Task statement: Of the lines in the entries, how many hold the word "Juvia"? Give that number alone.

Supplied data:
** BEGIN **

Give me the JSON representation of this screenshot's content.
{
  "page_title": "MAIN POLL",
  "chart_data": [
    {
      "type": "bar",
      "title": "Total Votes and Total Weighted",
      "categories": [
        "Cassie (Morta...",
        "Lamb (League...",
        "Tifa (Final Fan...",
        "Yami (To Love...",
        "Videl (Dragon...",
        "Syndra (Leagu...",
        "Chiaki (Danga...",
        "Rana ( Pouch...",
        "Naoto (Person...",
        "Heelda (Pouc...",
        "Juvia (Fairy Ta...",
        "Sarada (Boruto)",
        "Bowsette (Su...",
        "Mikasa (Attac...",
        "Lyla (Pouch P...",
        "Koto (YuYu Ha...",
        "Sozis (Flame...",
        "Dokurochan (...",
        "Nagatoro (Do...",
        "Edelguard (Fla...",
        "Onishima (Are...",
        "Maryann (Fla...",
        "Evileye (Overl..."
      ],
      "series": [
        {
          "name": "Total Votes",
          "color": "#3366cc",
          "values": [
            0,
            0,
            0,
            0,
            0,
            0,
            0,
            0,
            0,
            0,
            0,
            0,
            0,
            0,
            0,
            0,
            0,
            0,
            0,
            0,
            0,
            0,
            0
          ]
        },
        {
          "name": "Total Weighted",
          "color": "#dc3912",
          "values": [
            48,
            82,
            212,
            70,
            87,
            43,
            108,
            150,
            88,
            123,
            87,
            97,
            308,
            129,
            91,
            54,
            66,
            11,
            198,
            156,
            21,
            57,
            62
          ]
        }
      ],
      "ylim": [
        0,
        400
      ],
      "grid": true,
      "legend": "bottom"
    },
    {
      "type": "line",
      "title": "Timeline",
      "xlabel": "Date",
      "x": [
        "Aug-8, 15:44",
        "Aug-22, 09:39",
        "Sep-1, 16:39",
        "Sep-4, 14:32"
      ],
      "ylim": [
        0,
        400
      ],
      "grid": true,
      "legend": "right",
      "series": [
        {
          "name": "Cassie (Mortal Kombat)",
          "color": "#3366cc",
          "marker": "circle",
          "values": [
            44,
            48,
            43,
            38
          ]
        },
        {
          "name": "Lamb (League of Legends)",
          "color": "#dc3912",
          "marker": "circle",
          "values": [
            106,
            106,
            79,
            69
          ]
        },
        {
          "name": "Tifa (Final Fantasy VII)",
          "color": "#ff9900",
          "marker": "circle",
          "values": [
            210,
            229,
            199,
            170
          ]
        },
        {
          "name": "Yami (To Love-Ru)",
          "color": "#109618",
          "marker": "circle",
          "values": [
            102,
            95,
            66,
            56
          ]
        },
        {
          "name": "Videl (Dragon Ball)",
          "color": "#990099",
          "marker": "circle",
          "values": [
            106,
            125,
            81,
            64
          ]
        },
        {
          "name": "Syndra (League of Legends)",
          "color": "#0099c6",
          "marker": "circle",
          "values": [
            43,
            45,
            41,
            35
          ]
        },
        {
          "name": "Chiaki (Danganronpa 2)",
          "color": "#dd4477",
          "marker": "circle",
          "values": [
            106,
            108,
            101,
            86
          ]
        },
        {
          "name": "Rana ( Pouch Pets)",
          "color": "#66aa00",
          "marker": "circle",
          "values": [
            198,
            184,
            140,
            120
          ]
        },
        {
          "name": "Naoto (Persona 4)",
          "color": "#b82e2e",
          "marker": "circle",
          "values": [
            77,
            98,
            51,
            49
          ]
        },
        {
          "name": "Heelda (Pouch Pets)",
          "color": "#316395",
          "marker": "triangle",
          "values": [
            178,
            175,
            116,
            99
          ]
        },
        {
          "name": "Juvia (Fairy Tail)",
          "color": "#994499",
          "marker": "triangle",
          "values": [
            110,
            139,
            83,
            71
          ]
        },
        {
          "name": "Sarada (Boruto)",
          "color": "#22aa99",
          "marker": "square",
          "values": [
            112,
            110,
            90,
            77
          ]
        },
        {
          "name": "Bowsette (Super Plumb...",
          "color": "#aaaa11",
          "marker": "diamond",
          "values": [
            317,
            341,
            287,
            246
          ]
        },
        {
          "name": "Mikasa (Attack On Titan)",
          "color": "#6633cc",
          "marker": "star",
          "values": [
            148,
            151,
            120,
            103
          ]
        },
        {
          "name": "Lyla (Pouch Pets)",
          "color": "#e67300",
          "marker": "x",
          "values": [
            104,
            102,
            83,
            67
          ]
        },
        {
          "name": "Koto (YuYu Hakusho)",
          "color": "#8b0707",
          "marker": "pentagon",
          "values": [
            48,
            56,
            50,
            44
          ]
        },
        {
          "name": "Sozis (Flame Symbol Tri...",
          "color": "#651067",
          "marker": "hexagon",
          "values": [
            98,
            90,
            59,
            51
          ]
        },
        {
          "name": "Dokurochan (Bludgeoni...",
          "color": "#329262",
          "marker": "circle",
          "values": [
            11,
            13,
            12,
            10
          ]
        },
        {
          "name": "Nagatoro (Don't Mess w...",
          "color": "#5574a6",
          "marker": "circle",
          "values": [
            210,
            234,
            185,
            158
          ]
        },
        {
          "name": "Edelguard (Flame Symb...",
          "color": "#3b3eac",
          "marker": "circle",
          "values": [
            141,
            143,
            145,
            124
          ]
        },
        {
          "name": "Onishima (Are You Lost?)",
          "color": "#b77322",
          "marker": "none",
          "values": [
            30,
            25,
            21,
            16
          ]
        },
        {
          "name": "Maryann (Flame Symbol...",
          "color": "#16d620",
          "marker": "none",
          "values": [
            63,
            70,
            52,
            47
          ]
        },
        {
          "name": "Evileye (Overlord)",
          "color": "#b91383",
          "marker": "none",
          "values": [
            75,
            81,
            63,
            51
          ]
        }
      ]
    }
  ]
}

** END **

Exercise output: 2